● Problem to work on
Each line in the records that mentions the word "szpitale" needs to be listed.

● Recorded information
____________

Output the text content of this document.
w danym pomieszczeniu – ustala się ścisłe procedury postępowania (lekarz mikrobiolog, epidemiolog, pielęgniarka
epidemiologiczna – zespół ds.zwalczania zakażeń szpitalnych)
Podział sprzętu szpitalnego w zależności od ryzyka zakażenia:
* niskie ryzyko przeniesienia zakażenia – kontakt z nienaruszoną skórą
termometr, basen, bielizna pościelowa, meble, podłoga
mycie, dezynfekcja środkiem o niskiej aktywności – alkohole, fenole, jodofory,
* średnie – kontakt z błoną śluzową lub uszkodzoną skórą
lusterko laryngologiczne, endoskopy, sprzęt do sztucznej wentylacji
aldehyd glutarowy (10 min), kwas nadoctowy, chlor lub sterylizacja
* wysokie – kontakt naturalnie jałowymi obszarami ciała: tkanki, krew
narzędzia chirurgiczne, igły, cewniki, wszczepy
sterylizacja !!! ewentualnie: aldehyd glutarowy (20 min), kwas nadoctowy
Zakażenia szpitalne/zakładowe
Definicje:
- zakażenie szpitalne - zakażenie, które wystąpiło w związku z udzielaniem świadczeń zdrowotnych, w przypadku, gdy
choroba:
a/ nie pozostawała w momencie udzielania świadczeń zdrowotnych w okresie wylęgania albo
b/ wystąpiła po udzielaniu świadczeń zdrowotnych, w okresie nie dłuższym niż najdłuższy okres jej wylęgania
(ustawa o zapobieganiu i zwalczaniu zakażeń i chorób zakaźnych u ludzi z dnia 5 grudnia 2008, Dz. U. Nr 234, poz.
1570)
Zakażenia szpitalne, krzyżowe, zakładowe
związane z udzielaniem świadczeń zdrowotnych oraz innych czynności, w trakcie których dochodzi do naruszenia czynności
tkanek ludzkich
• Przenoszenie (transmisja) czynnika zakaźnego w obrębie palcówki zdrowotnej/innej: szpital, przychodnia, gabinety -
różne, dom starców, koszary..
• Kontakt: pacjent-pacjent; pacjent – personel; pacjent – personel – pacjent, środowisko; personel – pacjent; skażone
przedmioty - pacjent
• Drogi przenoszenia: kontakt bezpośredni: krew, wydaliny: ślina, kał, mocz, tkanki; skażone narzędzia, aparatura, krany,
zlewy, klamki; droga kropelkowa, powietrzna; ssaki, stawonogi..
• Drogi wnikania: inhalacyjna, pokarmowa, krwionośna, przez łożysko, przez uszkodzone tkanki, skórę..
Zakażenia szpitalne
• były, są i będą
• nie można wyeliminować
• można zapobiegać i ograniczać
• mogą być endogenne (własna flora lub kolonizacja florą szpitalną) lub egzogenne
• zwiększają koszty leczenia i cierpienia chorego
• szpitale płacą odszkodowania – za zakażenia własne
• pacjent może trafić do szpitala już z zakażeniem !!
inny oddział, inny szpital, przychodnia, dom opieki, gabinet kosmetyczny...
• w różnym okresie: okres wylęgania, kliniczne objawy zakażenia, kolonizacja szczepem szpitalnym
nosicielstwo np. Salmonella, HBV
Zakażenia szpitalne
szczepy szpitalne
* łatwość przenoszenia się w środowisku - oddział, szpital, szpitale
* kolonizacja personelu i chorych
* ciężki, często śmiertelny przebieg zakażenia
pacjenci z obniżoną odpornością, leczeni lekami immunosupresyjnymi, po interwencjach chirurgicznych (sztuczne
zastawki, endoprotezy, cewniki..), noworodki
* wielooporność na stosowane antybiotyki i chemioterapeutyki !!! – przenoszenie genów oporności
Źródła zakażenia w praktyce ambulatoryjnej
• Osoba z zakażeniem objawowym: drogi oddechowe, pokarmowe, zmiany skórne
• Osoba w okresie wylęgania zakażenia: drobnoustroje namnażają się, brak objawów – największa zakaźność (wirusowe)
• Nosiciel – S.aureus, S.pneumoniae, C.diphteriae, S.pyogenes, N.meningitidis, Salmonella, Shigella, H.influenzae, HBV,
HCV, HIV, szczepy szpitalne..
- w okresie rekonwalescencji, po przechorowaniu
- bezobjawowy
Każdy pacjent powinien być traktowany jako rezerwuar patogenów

____________

● Solution to the exercise
• szpitale płacą odszkodowania – za zakażenia własne
* łatwość przenoszenia się w środowisku - oddział, szpital, szpitale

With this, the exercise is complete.